» Short exercise:
Gather from the material every line that contains the string "ContractFlo".

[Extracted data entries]
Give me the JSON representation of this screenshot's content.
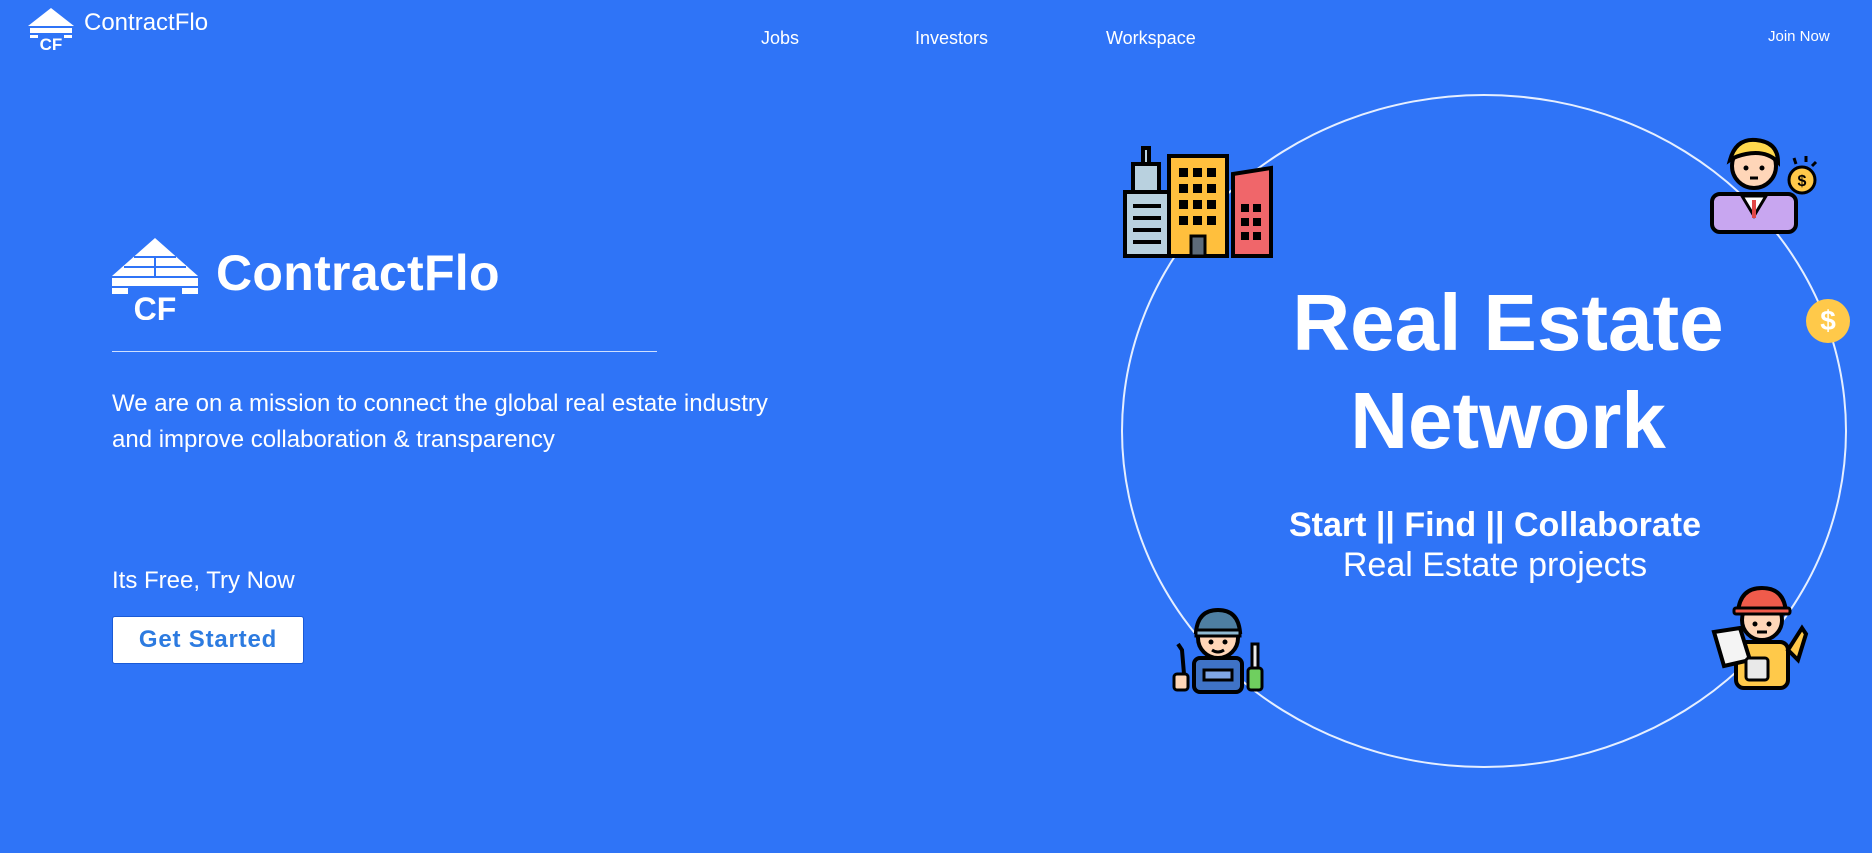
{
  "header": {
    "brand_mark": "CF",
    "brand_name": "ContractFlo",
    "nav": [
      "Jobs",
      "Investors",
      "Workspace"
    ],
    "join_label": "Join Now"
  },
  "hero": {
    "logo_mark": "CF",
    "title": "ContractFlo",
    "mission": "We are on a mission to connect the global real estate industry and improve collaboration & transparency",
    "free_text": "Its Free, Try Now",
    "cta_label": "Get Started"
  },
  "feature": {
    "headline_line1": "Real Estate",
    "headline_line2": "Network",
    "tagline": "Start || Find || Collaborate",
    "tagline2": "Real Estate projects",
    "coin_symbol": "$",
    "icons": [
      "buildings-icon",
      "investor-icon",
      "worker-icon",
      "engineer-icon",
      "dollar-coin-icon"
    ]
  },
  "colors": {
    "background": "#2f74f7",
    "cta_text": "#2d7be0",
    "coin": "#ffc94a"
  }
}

---

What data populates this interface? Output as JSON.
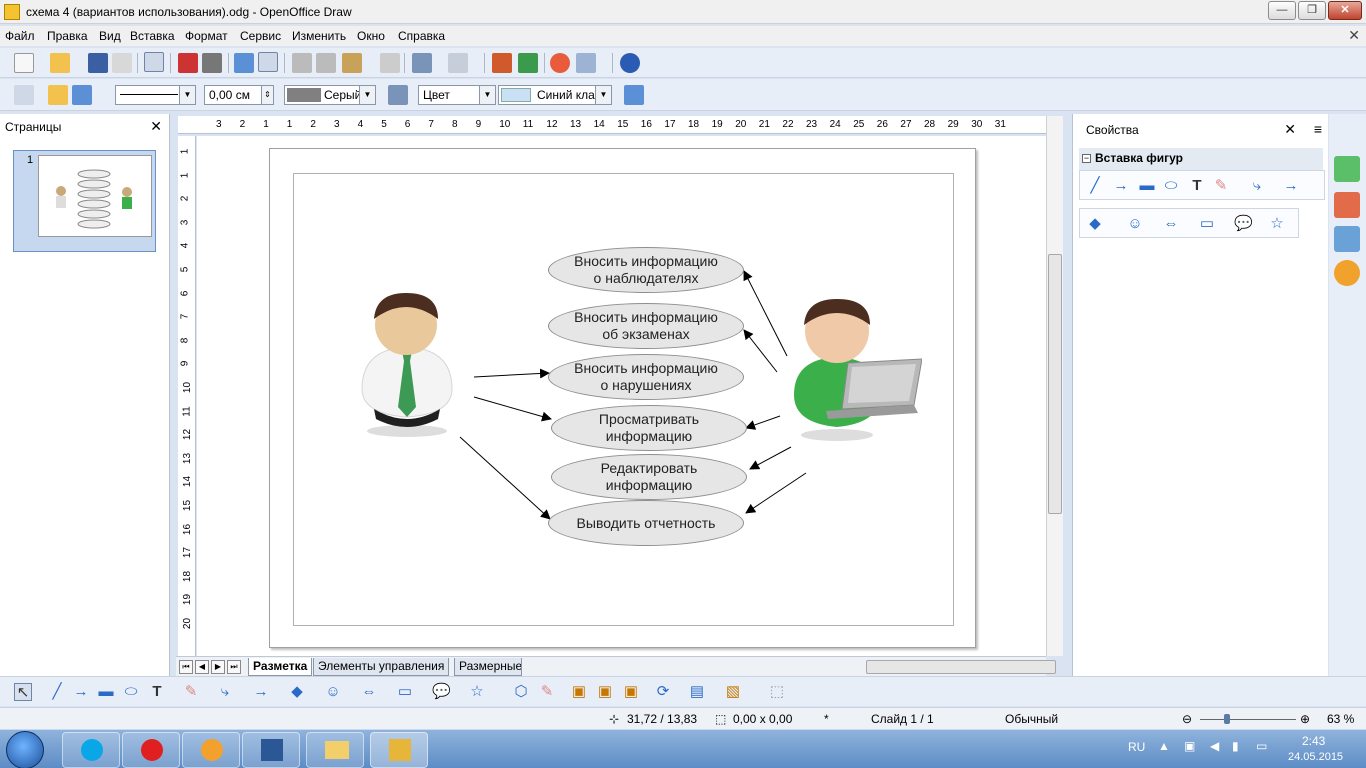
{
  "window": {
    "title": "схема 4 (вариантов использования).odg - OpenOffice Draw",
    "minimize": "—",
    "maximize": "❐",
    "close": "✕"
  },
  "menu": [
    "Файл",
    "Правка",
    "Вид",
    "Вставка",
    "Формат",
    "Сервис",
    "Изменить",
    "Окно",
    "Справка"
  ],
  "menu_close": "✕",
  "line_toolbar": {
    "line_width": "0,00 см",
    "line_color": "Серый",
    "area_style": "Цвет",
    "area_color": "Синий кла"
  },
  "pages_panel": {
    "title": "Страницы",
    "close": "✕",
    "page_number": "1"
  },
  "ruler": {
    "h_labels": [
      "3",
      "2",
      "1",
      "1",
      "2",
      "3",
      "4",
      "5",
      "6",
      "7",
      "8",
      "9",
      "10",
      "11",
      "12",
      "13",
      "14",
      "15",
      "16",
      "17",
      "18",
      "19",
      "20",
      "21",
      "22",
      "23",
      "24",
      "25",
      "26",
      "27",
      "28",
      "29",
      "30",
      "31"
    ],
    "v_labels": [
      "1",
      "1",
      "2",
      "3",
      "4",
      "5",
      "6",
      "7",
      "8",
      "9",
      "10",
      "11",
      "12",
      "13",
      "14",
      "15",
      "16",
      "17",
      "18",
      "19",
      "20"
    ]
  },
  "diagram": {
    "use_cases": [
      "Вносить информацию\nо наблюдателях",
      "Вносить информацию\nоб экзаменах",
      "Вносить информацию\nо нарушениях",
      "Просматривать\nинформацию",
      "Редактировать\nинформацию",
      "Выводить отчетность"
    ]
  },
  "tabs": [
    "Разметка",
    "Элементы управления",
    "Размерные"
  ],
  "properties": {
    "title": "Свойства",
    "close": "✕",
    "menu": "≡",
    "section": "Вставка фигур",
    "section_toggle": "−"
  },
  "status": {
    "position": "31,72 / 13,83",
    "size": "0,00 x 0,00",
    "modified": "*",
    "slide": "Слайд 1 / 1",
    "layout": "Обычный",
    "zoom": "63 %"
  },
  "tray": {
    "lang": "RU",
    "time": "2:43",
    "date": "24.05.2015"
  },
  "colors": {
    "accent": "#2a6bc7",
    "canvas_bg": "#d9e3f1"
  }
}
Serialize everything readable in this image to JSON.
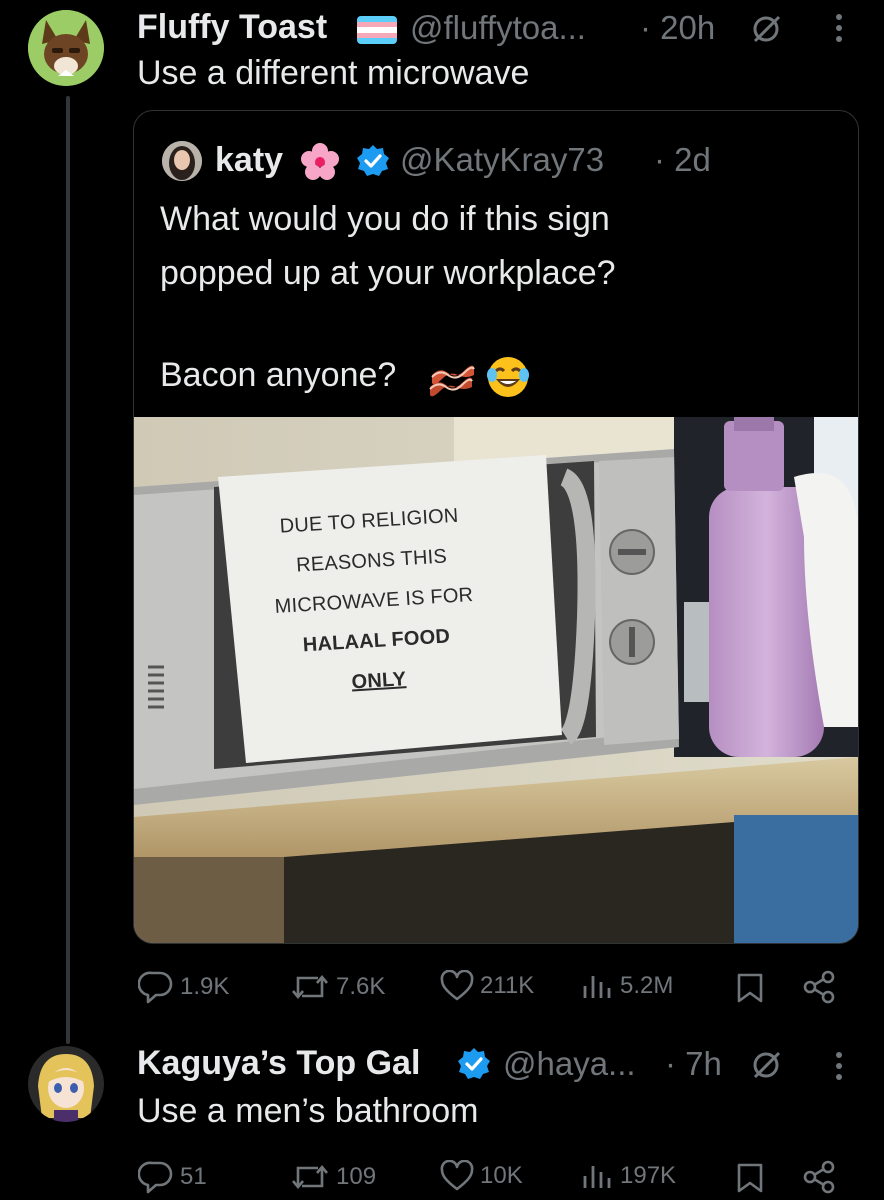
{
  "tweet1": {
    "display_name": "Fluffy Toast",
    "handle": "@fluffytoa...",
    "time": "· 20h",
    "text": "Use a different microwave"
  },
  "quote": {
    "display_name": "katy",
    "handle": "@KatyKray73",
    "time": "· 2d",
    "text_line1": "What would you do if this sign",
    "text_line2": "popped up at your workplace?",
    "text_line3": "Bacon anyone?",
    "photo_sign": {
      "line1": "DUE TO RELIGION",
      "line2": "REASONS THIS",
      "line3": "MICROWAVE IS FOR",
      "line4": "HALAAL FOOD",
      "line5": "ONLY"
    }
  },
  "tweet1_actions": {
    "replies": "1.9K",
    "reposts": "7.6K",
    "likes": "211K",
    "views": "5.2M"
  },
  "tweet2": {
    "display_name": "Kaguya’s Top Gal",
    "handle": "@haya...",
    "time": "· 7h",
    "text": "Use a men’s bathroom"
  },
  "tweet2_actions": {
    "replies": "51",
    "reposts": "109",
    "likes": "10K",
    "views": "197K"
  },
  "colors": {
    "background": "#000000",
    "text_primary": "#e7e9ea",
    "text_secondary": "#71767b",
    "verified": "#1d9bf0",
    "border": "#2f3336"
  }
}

» Final result:
    "brand_name": "ContractFlo",
    "title": "ContractFlo",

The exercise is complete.